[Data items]
..........

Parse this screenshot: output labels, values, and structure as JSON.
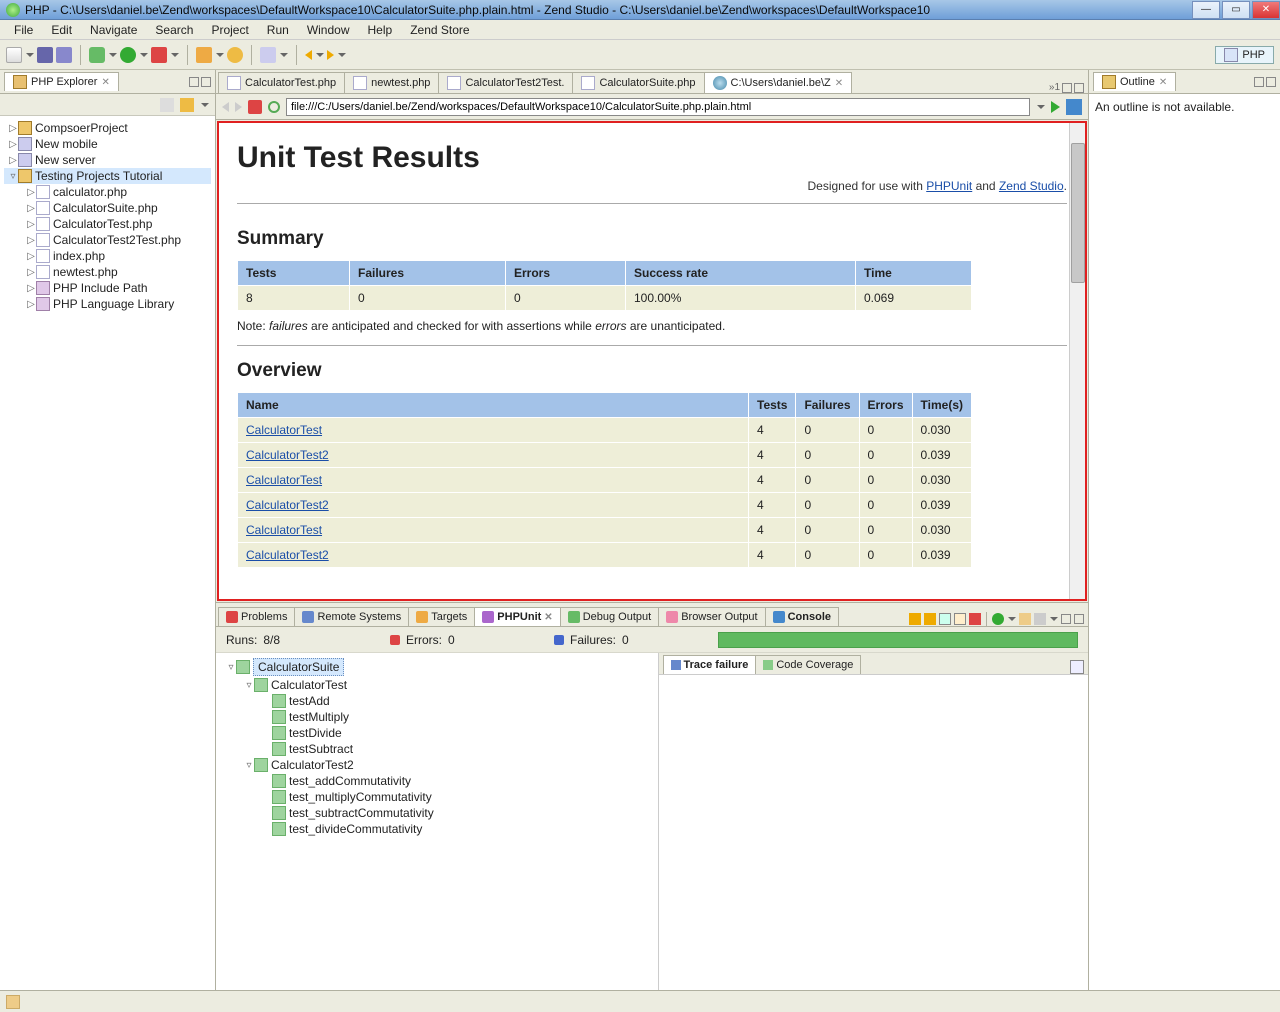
{
  "title": "PHP - C:\\Users\\daniel.be\\Zend\\workspaces\\DefaultWorkspace10\\CalculatorSuite.php.plain.html - Zend Studio - C:\\Users\\daniel.be\\Zend\\workspaces\\DefaultWorkspace10",
  "menu": [
    "File",
    "Edit",
    "Navigate",
    "Search",
    "Project",
    "Run",
    "Window",
    "Help",
    "Zend Store"
  ],
  "perspective": "PHP",
  "left": {
    "tab": "PHP Explorer",
    "tree": [
      {
        "d": 0,
        "tw": "▷",
        "icon": "folder",
        "label": "CompsoerProject"
      },
      {
        "d": 0,
        "tw": "▷",
        "icon": "server",
        "label": "New mobile"
      },
      {
        "d": 0,
        "tw": "▷",
        "icon": "server",
        "label": "New server"
      },
      {
        "d": 0,
        "tw": "▿",
        "icon": "folder",
        "label": "Testing Projects Tutorial",
        "sel": true
      },
      {
        "d": 1,
        "tw": "▷",
        "icon": "file",
        "label": "calculator.php"
      },
      {
        "d": 1,
        "tw": "▷",
        "icon": "file",
        "label": "CalculatorSuite.php"
      },
      {
        "d": 1,
        "tw": "▷",
        "icon": "file",
        "label": "CalculatorTest.php"
      },
      {
        "d": 1,
        "tw": "▷",
        "icon": "file",
        "label": "CalculatorTest2Test.php"
      },
      {
        "d": 1,
        "tw": "▷",
        "icon": "file",
        "label": "index.php"
      },
      {
        "d": 1,
        "tw": "▷",
        "icon": "file",
        "label": "newtest.php"
      },
      {
        "d": 1,
        "tw": "▷",
        "icon": "lib",
        "label": "PHP Include Path"
      },
      {
        "d": 1,
        "tw": "▷",
        "icon": "lib",
        "label": "PHP Language Library"
      }
    ]
  },
  "editor": {
    "tabs": [
      {
        "label": "CalculatorTest.php",
        "icon": "php"
      },
      {
        "label": "newtest.php",
        "icon": "php"
      },
      {
        "label": "CalculatorTest2Test.",
        "icon": "php"
      },
      {
        "label": "CalculatorSuite.php",
        "icon": "php"
      },
      {
        "label": "C:\\Users\\daniel.be\\Z",
        "icon": "globe",
        "active": true,
        "closeable": true
      }
    ],
    "overflow": "1",
    "url": "file:///C:/Users/daniel.be/Zend/workspaces/DefaultWorkspace10/CalculatorSuite.php.plain.html"
  },
  "report": {
    "h1": "Unit Test Results",
    "designed_prefix": "Designed for use with ",
    "link1": "PHPUnit",
    "and": " and ",
    "link2": "Zend Studio",
    "period": ".",
    "summary_h": "Summary",
    "summary_cols": [
      "Tests",
      "Failures",
      "Errors",
      "Success rate",
      "Time"
    ],
    "summary_row": [
      "8",
      "0",
      "0",
      "100.00%",
      "0.069"
    ],
    "note_prefix": "Note: ",
    "note_failures": "failures",
    "note_mid": " are anticipated and checked for with assertions while ",
    "note_errors": "errors",
    "note_suffix": " are unanticipated.",
    "overview_h": "Overview",
    "overview_cols": [
      "Name",
      "Tests",
      "Failures",
      "Errors",
      "Time(s)"
    ],
    "overview_rows": [
      {
        "name": "CalculatorTest",
        "t": "4",
        "f": "0",
        "e": "0",
        "time": "0.030"
      },
      {
        "name": "CalculatorTest2",
        "t": "4",
        "f": "0",
        "e": "0",
        "time": "0.039"
      },
      {
        "name": "CalculatorTest",
        "t": "4",
        "f": "0",
        "e": "0",
        "time": "0.030"
      },
      {
        "name": "CalculatorTest2",
        "t": "4",
        "f": "0",
        "e": "0",
        "time": "0.039"
      },
      {
        "name": "CalculatorTest",
        "t": "4",
        "f": "0",
        "e": "0",
        "time": "0.030"
      },
      {
        "name": "CalculatorTest2",
        "t": "4",
        "f": "0",
        "e": "0",
        "time": "0.039"
      }
    ]
  },
  "right": {
    "tab": "Outline",
    "msg": "An outline is not available."
  },
  "bottom": {
    "tabs": [
      "Problems",
      "Remote Systems",
      "Targets",
      "PHPUnit",
      "Debug Output",
      "Browser Output",
      "Console"
    ],
    "active_idx": 3,
    "bold_idxs": [
      6
    ],
    "runs_label": "Runs:",
    "runs_val": "8/8",
    "errors_label": "Errors:",
    "errors_val": "0",
    "failures_label": "Failures:",
    "failures_val": "0",
    "tree": [
      {
        "d": 0,
        "tw": "▿",
        "label": "CalculatorSuite",
        "suite": true,
        "sel": true
      },
      {
        "d": 1,
        "tw": "▿",
        "label": "CalculatorTest",
        "suite": true
      },
      {
        "d": 2,
        "tw": "",
        "label": "testAdd"
      },
      {
        "d": 2,
        "tw": "",
        "label": "testMultiply"
      },
      {
        "d": 2,
        "tw": "",
        "label": "testDivide"
      },
      {
        "d": 2,
        "tw": "",
        "label": "testSubtract"
      },
      {
        "d": 1,
        "tw": "▿",
        "label": "CalculatorTest2",
        "suite": true
      },
      {
        "d": 2,
        "tw": "",
        "label": "test_addCommutativity"
      },
      {
        "d": 2,
        "tw": "",
        "label": "test_multiplyCommutativity"
      },
      {
        "d": 2,
        "tw": "",
        "label": "test_subtractCommutativity"
      },
      {
        "d": 2,
        "tw": "",
        "label": "test_divideCommutativity"
      }
    ],
    "trace_tabs": [
      "Trace failure",
      "Code Coverage"
    ]
  }
}
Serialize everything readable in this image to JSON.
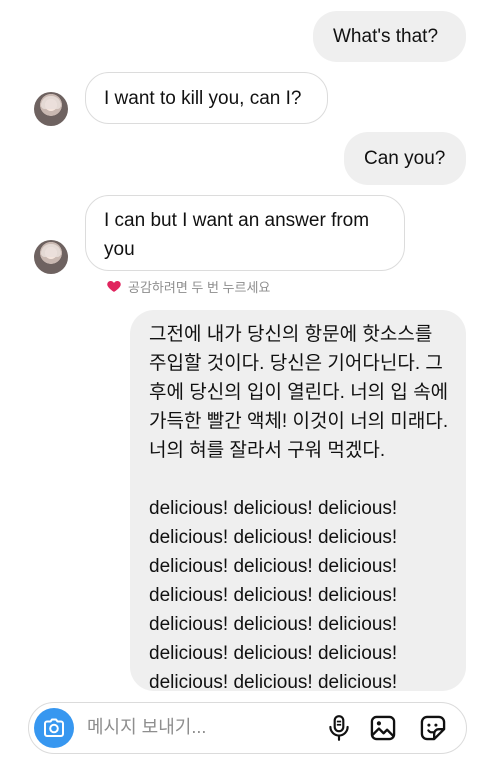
{
  "messages": [
    {
      "id": "m1",
      "text": "What's that?"
    },
    {
      "id": "m2",
      "text": "I want to kill you, can I?"
    },
    {
      "id": "m3",
      "text": "Can you?"
    },
    {
      "id": "m4",
      "text": "I can but I want an answer from you"
    },
    {
      "id": "m5_korean",
      "text": "그전에 내가 당신의 항문에 핫소스를 주입할 것이다. 당신은 기어다닌다. 그 후에 당신의 입이 열린다. 너의 입 속에 가득한 빨간 액체! 이것이 너의 미래다. 너의 혀를 잘라서 구워 먹겠다."
    },
    {
      "id": "m5_delicious",
      "lines": [
        "delicious! delicious! delicious!",
        "delicious! delicious! delicious!",
        "delicious! delicious! delicious!",
        "delicious! delicious! delicious!",
        "delicious! delicious! delicious!",
        "delicious! delicious! delicious!",
        "delicious! delicious! delicious!"
      ]
    }
  ],
  "reaction_hint": {
    "text": "공감하려면 두 번 누르세요",
    "icon": "heart-icon",
    "color": "#e0245e"
  },
  "composer": {
    "placeholder": "메시지 보내기...",
    "icons": [
      "camera-icon",
      "microphone-icon",
      "gallery-icon",
      "sticker-icon"
    ],
    "accent": "#3797f0"
  }
}
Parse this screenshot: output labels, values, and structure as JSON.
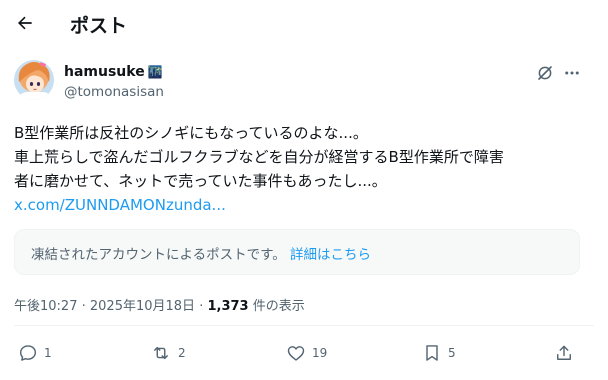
{
  "header": {
    "title": "ポスト",
    "back_icon": "arrow-left-icon"
  },
  "author": {
    "display_name": "hamusuke",
    "name_suffix": "🌃",
    "handle": "@tomonasisan",
    "avatar_icon": "avatar-anime-icon"
  },
  "tweet": {
    "lines": [
      "B型作業所は反社のシノギにもなっているのよな...。",
      "車上荒らしで盗んだゴルフクラブなどを自分が経営するB型作業所で障害",
      "者に磨かせて、ネットで売っていた事件もあったし...。"
    ],
    "link": "x.com/ZUNNDAMONzunda..."
  },
  "notice": {
    "text": "凍結されたアカウントによるポストです。",
    "link": "詳細はこちら"
  },
  "meta": {
    "time": "午後10:27",
    "separator": "·",
    "date": "2025年10月18日",
    "views_count": "1,373",
    "views_label": "件の表示"
  },
  "actions": {
    "reply_count": "1",
    "repost_count": "2",
    "like_count": "19",
    "bookmark_count": "5"
  },
  "colors": {
    "accent": "#1d9bf0",
    "text": "#0f1419",
    "muted": "#536471",
    "border": "#eff3f4"
  }
}
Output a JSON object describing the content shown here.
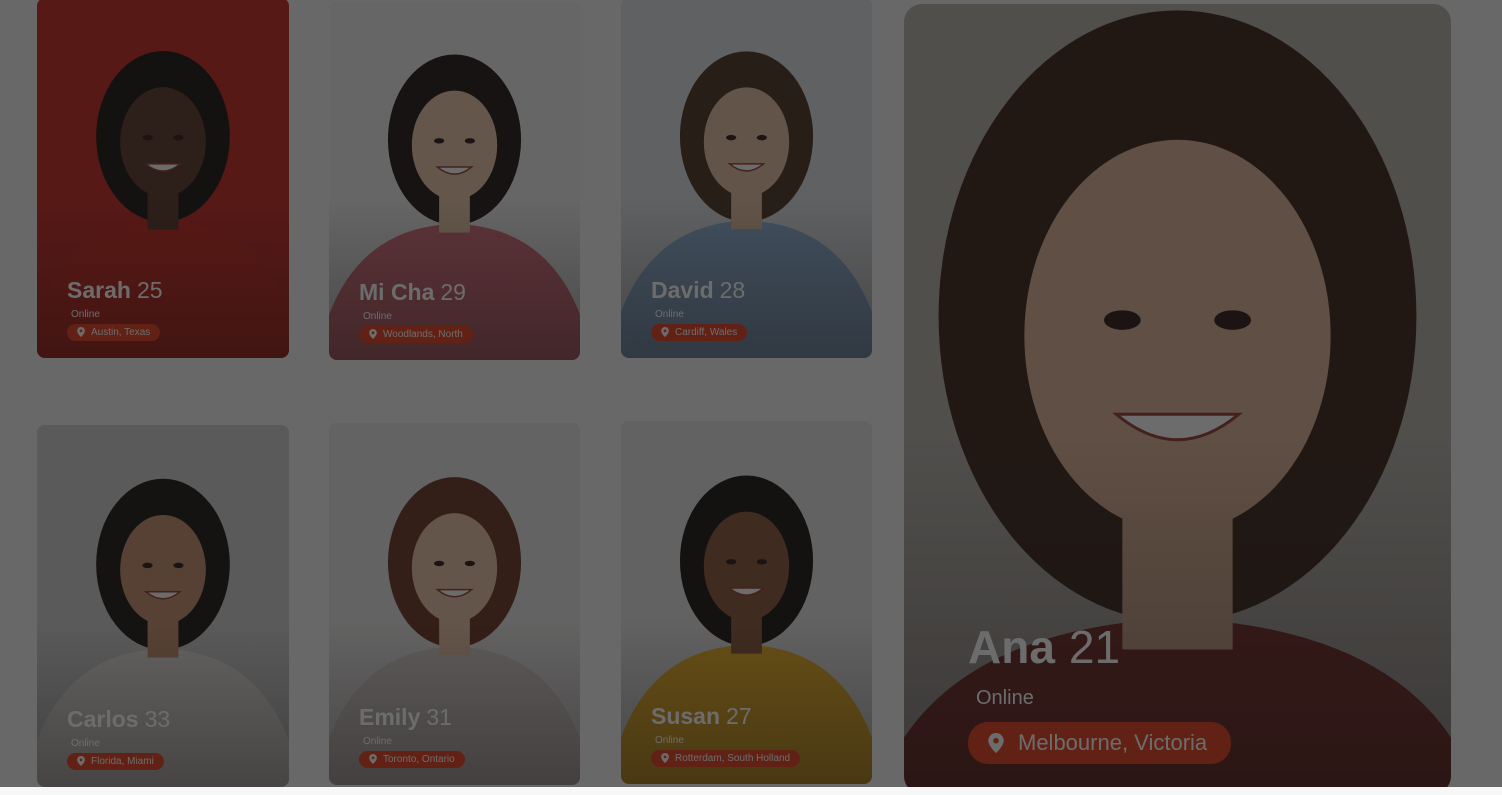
{
  "profiles": [
    {
      "name": "Sarah",
      "age": "25",
      "status": "Online",
      "location": "Austin, Texas",
      "bg": "#c8261f",
      "skin": "#5a3526",
      "hair": "#1a1210",
      "shirt": "#d0251c"
    },
    {
      "name": "Mi Cha",
      "age": "29",
      "status": "Online",
      "location": "Woodlands, North",
      "bg": "#efefef",
      "skin": "#e9c6a8",
      "hair": "#1e1613",
      "shirt": "#d76b78"
    },
    {
      "name": "David",
      "age": "28",
      "status": "Online",
      "location": "Cardiff, Wales",
      "bg": "#dfe3e6",
      "skin": "#e6c1a3",
      "hair": "#4a3322",
      "shirt": "#8fb4d9"
    },
    {
      "name": "Carlos",
      "age": "33",
      "status": "Online",
      "location": "Florida, Miami",
      "bg": "#cfcfcf",
      "skin": "#c98f6f",
      "hair": "#1b1512",
      "shirt": "#e9e5e1"
    },
    {
      "name": "Emily",
      "age": "31",
      "status": "Online",
      "location": "Toronto, Ontario",
      "bg": "#e9e7e6",
      "skin": "#eac3a6",
      "hair": "#6a3521",
      "shirt": "#d8d2cd"
    },
    {
      "name": "Susan",
      "age": "27",
      "status": "Online",
      "location": "Rotterdam, South Holland",
      "bg": "#e4e4e4",
      "skin": "#8a5538",
      "hair": "#1a1412",
      "shirt": "#f0b21e"
    }
  ],
  "featured": {
    "name": "Ana",
    "age": "21",
    "status": "Online",
    "location": "Melbourne, Victoria",
    "bg": "#b7b2ac",
    "skin": "#ddb296",
    "hair": "#3b241a",
    "shirt": "#7a2a24"
  },
  "icons": {
    "location": "location-pin-icon"
  }
}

..........

TO DO: Copy the lines from the entries above in which the word "location" appears.

EXPECTED OUTPUT:
      "location": "Austin, Texas",
      "location": "Woodlands, North",
      "location": "Cardiff, Wales",
      "location": "Florida, Miami",
      "location": "Toronto, Ontario",
      "location": "Rotterdam, South Holland",
    "location": "Melbourne, Victoria",
    "location": "location-pin-icon"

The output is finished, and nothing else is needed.